[Data records]
◆ ◆ ◆ ◆ ◆ ◆ ◆
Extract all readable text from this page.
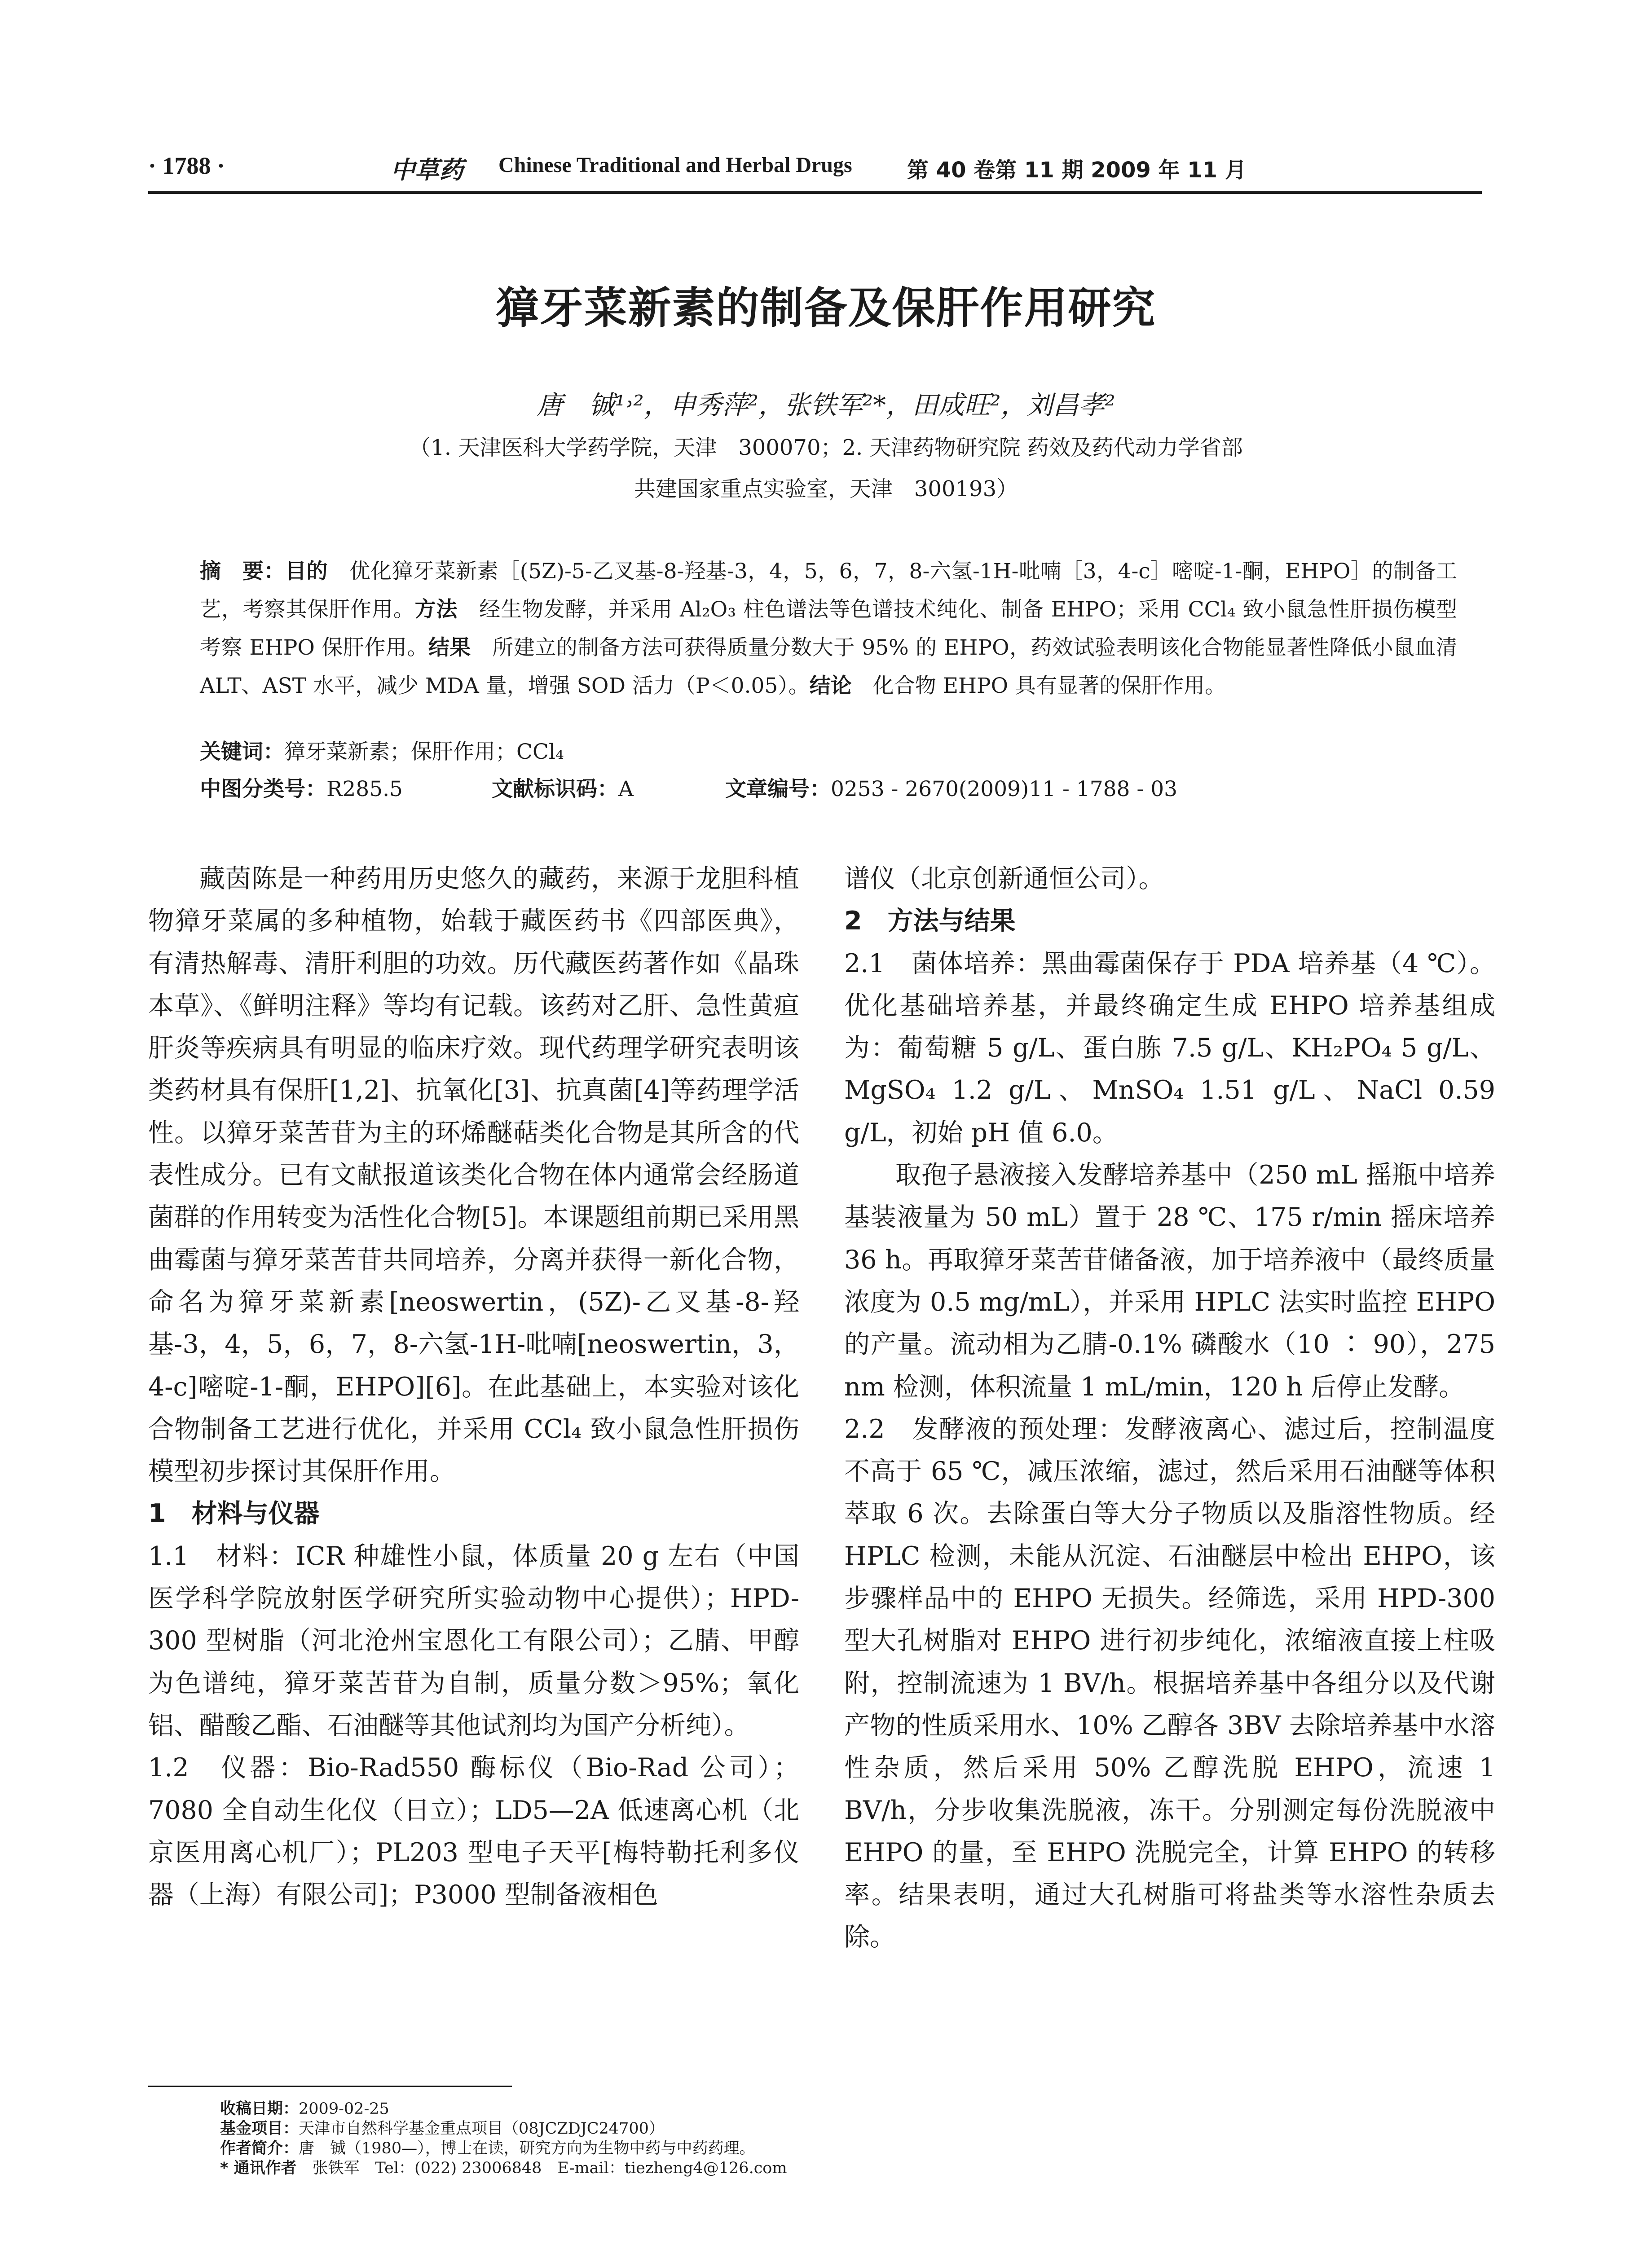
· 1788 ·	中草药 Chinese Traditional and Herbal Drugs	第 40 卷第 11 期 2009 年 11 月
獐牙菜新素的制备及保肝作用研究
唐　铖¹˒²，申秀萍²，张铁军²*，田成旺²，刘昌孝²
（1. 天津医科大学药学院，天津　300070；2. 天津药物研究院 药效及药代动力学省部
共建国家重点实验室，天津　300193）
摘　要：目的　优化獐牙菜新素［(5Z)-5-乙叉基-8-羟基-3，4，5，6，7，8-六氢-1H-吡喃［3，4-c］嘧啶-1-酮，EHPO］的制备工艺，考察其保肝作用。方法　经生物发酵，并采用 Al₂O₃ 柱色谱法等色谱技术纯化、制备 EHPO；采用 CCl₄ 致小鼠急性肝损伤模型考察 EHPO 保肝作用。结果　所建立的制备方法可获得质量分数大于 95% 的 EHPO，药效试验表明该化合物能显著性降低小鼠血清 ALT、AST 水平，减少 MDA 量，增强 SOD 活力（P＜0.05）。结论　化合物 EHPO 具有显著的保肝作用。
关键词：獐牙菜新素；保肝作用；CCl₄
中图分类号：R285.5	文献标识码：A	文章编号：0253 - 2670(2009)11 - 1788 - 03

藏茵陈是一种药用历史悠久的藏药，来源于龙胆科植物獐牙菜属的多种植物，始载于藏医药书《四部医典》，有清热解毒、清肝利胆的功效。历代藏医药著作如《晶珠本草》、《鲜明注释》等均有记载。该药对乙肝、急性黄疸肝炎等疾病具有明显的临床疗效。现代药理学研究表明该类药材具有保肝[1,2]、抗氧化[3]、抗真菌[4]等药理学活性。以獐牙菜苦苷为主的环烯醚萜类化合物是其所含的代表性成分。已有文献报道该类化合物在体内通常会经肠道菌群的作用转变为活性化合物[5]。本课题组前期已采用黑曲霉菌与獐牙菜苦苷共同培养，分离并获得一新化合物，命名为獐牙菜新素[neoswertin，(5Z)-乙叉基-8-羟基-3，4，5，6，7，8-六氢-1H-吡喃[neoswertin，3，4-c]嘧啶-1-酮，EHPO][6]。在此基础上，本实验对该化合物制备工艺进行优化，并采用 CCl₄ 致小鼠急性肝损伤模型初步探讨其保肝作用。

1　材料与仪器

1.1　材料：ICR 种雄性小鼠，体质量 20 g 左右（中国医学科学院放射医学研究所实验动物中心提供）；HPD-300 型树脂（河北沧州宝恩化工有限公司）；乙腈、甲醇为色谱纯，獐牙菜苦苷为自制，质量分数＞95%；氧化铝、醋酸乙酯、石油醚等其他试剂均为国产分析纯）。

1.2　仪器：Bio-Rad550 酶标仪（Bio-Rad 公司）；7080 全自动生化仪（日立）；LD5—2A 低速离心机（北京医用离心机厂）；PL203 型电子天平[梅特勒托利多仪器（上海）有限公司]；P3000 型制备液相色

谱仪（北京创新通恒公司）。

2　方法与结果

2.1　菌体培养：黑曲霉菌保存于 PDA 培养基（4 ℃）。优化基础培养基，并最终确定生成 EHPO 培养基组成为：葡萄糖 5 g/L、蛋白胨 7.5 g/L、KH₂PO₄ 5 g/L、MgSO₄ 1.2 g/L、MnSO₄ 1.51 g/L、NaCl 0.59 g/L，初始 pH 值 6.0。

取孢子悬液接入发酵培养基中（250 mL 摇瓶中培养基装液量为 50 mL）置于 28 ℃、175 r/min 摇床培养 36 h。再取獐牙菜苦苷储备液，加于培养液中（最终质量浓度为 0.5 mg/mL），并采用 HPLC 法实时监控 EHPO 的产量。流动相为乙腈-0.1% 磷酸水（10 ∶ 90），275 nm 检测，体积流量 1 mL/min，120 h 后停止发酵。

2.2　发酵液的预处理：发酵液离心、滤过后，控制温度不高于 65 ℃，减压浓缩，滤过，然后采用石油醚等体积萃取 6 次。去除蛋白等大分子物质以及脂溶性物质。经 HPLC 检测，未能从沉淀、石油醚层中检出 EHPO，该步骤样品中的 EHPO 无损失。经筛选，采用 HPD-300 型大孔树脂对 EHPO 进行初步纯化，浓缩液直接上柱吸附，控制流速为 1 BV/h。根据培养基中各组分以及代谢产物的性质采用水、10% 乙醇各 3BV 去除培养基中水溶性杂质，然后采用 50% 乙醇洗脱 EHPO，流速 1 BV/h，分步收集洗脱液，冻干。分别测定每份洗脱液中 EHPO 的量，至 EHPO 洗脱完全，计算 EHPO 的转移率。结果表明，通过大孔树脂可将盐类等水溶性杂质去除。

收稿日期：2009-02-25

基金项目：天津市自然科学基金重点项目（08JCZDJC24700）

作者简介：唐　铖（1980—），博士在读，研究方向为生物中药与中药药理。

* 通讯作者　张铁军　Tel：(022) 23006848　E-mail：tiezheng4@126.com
◆ ◆ ◆ ◆ ◆ ◆ ◆
Set exercise:
Gather up every line from the listing above in which the word "CCl₄" occurs.

Answer:
摘　要：目的　优化獐牙菜新素［(5Z)-5-乙叉基-8-羟基-3，4，5，6，7，8-六氢-1H-吡喃［3，4-c］嘧啶-1-酮，EHPO］的制备工艺，考察其保肝作用。方法　经生物发酵，并采用 Al₂O₃ 柱色谱法等色谱技术纯化、制备 EHPO；采用 CCl₄ 致小鼠急性肝损伤模型考察 EHPO 保肝作用。结果　所建立的制备方法可获得质量分数大于 95% 的 EHPO，药效试验表明该化合物能显著性降低小鼠血清 ALT、AST 水平，减少 MDA 量，增强 SOD 活力（P＜0.05）。结论　化合物 EHPO 具有显著的保肝作用。
关键词：獐牙菜新素；保肝作用；CCl₄
藏茵陈是一种药用历史悠久的藏药，来源于龙胆科植物獐牙菜属的多种植物，始载于藏医药书《四部医典》，有清热解毒、清肝利胆的功效。历代藏医药著作如《晶珠本草》、《鲜明注释》等均有记载。该药对乙肝、急性黄疸肝炎等疾病具有明显的临床疗效。现代药理学研究表明该类药材具有保肝[1,2]、抗氧化[3]、抗真菌[4]等药理学活性。以獐牙菜苦苷为主的环烯醚萜类化合物是其所含的代表性成分。已有文献报道该类化合物在体内通常会经肠道菌群的作用转变为活性化合物[5]。本课题组前期已采用黑曲霉菌与獐牙菜苦苷共同培养，分离并获得一新化合物，命名为獐牙菜新素[neoswertin，(5Z)-乙叉基-8-羟基-3，4，5，6，7，8-六氢-1H-吡喃[neoswertin，3，4-c]嘧啶-1-酮，EHPO][6]。在此基础上，本实验对该化合物制备工艺进行优化，并采用 CCl₄ 致小鼠急性肝损伤模型初步探讨其保肝作用。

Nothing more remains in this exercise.